** START OF RECORDS SHOWN **
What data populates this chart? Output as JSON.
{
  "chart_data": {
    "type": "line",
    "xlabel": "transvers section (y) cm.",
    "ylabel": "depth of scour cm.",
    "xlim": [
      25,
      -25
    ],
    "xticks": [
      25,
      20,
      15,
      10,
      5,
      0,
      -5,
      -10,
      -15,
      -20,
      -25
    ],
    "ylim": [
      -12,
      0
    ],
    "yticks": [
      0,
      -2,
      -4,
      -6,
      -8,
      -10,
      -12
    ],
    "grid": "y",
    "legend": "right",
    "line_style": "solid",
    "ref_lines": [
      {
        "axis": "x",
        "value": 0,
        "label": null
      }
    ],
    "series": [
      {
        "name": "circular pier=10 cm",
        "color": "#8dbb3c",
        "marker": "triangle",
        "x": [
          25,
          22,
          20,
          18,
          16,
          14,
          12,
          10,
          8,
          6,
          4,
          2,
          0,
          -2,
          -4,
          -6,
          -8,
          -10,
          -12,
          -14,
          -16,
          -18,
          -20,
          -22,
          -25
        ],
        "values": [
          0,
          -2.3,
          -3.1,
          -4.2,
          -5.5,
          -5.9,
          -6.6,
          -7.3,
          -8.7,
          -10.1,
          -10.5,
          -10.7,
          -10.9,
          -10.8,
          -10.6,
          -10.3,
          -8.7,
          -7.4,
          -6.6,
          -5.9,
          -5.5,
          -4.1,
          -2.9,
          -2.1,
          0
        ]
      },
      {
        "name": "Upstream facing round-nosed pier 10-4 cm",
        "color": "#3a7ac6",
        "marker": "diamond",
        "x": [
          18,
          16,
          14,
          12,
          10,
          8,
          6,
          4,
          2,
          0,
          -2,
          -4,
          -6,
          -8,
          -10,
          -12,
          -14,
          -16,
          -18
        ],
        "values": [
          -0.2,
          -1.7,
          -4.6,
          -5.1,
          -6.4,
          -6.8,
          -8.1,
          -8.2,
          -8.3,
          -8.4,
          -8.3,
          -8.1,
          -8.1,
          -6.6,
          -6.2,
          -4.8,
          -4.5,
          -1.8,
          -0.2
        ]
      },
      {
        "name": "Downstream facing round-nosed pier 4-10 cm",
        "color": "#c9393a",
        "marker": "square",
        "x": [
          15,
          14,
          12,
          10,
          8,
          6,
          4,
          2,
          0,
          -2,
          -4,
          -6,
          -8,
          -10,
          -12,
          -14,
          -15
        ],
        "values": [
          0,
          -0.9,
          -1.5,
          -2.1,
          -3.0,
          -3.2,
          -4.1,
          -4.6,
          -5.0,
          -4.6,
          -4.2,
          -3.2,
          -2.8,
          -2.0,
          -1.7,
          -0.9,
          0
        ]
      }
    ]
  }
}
** END OF RECORDS SHOWN **
# DIRECTIVE:
Determine the count of lines in the data above with the string "marker" in them, and give that count alone.

# EXERCISE RESPONSE:
3